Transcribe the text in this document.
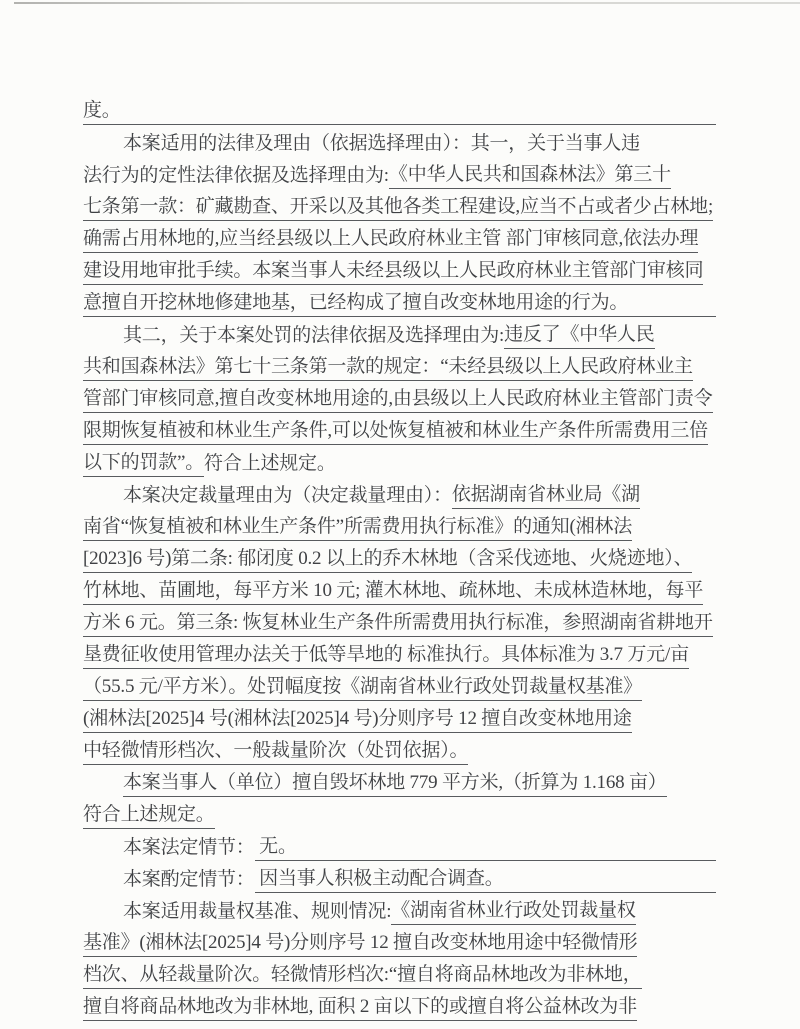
度。
本案适用的法律及理由（依据选择理由）：其一，关于当事人违
法行为的定性法律依据及选择理由为: 《中华人民共和国森林法》第三十
七条第一款：矿藏勘查、开采以及其他各类工程建设,应当不占或者少占林地;
确需占用林地的,应当经县级以上人民政府林业主管 部门审核同意,依法办理
建设用地审批手续。本案当事人未经县级以上人民政府林业主管部门审核同
意擅自开挖林地修建地基，已经构成了擅自改变林地用途的行为。
其二，关于本案处罚的法律依据及选择理由为: 违反了《中华人民
共和国森林法》第七十三条第一款的规定：“未经县级以上人民政府林业主
管部门审核同意,擅自改变林地用途的,由县级以上人民政府林业主管部门责令
限期恢复植被和林业生产条件,可以处恢复植被和林业生产条件所需费用三倍
以下的罚款”。 符合上述规定。
本案决定裁量理由为（决定裁量理由）： 依据湖南省林业局《湖
南省“恢复植被和林业生产条件”所需费用执行标准》的通知(湘林法
[2023]6 号)第二条: 郁闭度 0.2 以上的乔木林地（含采伐迹地、火烧迹地）、
竹林地、苗圃地，每平方米 10 元; 灌木林地、疏林地、未成林造林地，每平
方米 6 元。第三条: 恢复林业生产条件所需费用执行标准，参照湖南省耕地开
垦费征收使用管理办法关于低等旱地的 标准执行。具体标准为 3.7 万元/亩
（55.5 元/平方米）。处罚幅度按《湖南省林业行政处罚裁量权基准》
(湘林法[2025]4 号(湘林法[2025]4 号)分则序号 12 擅自改变林地用途
中轻微情形档次、一般裁量阶次（处罚依据）。
本案当事人（单位）擅自毁坏林地 779 平方米,（折算为 1.168 亩）
符合上述规定。
本案法定情节： 无。
本案酌定情节： 因当事人积极主动配合调查。
本案适用裁量权基准、规则情况: 《湖南省林业行政处罚裁量权
基准》(湘林法[2025]4 号)分则序号 12 擅自改变林地用途中轻微情形
档次、从轻裁量阶次。轻微情形档次:“擅自将商品林地改为非林地，
擅自将商品林地改为非林地, 面积 2 亩以下的或擅自将公益林改为非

☆ ☆ ☆ ☆ ☆ ☆ ☆

**YOUR TASK:**
Select and copy every line of the material that holds the string "擅自将商品林地改为非林地".

**RESULT OF THE EXERCISE:**
档次、从轻裁量阶次。轻微情形档次:“擅自将商品林地改为非林地，
擅自将商品林地改为非林地, 面积 2 亩以下的或擅自将公益林改为非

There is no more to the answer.